WHAT IS REQUIRED
Below are records; count the lines that contain "color" and give only the total.

§ §

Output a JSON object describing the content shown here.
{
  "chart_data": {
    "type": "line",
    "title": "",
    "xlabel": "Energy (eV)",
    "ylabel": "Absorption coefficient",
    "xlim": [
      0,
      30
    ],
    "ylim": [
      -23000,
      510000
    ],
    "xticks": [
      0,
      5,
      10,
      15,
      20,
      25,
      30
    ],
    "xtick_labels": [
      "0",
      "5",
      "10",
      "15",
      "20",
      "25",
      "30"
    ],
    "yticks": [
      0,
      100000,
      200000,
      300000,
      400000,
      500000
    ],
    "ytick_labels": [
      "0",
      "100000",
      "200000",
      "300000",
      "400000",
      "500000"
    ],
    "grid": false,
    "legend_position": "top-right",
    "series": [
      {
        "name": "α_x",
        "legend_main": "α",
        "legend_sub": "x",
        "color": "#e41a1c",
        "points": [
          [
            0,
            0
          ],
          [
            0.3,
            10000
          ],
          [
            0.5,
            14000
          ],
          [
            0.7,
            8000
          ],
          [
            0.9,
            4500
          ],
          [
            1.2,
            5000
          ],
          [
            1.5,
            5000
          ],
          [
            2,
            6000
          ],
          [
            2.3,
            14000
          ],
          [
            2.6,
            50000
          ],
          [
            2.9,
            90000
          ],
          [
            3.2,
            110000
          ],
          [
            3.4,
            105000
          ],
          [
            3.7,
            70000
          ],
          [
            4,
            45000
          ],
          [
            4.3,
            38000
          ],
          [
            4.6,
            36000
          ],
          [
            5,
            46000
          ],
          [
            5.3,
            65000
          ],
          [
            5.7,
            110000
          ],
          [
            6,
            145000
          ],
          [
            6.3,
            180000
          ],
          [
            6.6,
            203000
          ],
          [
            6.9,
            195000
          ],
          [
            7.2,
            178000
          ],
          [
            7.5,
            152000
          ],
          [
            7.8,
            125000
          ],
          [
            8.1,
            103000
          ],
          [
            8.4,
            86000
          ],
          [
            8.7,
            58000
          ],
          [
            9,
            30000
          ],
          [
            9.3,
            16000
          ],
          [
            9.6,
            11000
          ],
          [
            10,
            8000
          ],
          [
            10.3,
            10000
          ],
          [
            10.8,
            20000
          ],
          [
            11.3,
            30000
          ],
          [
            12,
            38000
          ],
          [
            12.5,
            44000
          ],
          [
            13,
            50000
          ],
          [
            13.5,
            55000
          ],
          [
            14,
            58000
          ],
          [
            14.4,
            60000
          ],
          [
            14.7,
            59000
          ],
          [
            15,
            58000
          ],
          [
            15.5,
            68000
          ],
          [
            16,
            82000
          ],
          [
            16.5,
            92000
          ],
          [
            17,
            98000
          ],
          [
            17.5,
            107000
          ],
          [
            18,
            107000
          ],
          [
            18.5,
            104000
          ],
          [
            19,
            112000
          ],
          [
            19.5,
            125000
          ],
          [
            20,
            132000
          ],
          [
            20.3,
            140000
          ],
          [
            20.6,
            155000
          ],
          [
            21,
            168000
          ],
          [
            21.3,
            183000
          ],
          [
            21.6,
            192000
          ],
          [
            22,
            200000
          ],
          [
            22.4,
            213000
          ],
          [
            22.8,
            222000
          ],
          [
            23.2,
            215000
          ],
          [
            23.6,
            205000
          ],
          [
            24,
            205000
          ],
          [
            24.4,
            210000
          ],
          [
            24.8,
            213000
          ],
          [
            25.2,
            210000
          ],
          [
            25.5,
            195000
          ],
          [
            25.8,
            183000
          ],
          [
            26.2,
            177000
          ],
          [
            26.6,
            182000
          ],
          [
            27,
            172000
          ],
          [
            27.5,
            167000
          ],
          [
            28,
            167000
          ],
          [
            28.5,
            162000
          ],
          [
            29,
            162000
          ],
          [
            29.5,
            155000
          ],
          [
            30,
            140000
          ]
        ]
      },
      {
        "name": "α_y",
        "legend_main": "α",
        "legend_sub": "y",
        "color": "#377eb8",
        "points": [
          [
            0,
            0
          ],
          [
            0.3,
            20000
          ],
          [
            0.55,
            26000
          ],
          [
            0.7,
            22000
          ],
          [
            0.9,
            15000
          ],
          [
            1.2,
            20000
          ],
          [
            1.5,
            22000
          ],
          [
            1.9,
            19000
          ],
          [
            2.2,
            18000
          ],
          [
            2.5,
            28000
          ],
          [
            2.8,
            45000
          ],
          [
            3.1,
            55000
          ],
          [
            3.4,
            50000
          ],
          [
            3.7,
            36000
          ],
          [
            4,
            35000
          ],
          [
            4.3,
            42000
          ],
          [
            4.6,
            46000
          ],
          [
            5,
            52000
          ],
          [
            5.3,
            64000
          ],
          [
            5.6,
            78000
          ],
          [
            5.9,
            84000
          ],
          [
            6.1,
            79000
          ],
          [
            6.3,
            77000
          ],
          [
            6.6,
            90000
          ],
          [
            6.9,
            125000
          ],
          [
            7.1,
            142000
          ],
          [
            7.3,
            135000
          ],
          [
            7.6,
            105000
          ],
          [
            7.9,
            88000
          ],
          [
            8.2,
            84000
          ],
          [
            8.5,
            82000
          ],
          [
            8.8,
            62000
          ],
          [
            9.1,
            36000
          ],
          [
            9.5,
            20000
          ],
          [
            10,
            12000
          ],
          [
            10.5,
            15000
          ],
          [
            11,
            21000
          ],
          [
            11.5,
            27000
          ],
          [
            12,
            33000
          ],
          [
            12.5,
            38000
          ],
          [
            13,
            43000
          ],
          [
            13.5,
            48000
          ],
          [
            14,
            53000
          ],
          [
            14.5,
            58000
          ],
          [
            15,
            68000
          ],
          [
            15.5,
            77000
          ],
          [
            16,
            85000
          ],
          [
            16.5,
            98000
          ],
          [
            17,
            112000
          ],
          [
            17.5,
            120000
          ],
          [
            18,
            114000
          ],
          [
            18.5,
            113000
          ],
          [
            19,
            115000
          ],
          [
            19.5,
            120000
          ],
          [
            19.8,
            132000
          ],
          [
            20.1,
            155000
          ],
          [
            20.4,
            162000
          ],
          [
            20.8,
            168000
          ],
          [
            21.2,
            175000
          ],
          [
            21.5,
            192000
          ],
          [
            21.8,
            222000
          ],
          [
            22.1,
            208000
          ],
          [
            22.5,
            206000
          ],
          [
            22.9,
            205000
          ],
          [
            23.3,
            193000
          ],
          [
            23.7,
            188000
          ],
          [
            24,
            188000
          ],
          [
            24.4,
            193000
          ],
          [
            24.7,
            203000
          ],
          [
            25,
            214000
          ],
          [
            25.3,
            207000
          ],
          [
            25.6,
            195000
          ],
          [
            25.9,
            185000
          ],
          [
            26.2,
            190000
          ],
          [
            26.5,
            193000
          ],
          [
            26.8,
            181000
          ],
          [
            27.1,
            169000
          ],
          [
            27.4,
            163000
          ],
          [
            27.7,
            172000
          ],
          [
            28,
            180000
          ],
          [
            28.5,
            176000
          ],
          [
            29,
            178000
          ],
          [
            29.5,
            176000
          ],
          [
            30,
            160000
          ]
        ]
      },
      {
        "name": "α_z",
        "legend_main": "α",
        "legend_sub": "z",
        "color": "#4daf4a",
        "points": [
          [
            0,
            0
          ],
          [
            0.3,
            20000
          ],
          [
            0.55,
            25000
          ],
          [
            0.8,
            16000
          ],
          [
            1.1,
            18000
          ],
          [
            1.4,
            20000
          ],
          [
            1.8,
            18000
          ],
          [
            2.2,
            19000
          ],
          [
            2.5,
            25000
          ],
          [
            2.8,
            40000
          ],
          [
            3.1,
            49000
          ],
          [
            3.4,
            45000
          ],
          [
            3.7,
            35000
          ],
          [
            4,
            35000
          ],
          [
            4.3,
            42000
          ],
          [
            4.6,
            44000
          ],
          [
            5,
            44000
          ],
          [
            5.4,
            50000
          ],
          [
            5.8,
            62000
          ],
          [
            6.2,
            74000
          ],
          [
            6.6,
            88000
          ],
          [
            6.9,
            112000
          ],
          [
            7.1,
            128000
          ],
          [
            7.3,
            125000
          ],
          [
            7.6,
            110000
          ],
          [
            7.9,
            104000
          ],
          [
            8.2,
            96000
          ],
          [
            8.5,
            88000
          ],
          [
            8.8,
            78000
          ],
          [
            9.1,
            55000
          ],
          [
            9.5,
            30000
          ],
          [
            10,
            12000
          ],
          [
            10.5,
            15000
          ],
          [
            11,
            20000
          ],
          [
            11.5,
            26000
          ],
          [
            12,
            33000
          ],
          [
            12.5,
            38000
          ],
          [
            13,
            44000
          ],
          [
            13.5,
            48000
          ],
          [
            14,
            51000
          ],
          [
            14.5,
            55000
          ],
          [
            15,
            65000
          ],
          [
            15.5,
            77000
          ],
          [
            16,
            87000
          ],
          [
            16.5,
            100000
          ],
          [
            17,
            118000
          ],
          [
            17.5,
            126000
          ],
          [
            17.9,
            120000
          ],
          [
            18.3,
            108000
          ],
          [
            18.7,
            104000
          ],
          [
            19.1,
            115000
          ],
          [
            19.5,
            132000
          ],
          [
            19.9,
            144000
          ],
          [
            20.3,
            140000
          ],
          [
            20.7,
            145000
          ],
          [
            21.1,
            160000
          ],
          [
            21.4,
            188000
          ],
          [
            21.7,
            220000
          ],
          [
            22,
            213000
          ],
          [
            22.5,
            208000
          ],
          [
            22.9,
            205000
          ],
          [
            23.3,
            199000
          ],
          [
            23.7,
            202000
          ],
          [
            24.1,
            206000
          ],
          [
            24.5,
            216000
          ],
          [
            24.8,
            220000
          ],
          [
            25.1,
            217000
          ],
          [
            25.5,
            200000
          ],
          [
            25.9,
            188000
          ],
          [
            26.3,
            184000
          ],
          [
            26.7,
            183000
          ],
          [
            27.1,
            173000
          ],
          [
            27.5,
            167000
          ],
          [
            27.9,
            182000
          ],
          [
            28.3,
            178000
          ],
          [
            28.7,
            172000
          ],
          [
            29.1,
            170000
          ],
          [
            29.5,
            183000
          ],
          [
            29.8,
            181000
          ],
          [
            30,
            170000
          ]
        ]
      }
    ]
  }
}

§ §

FINISHED EXERCISE
3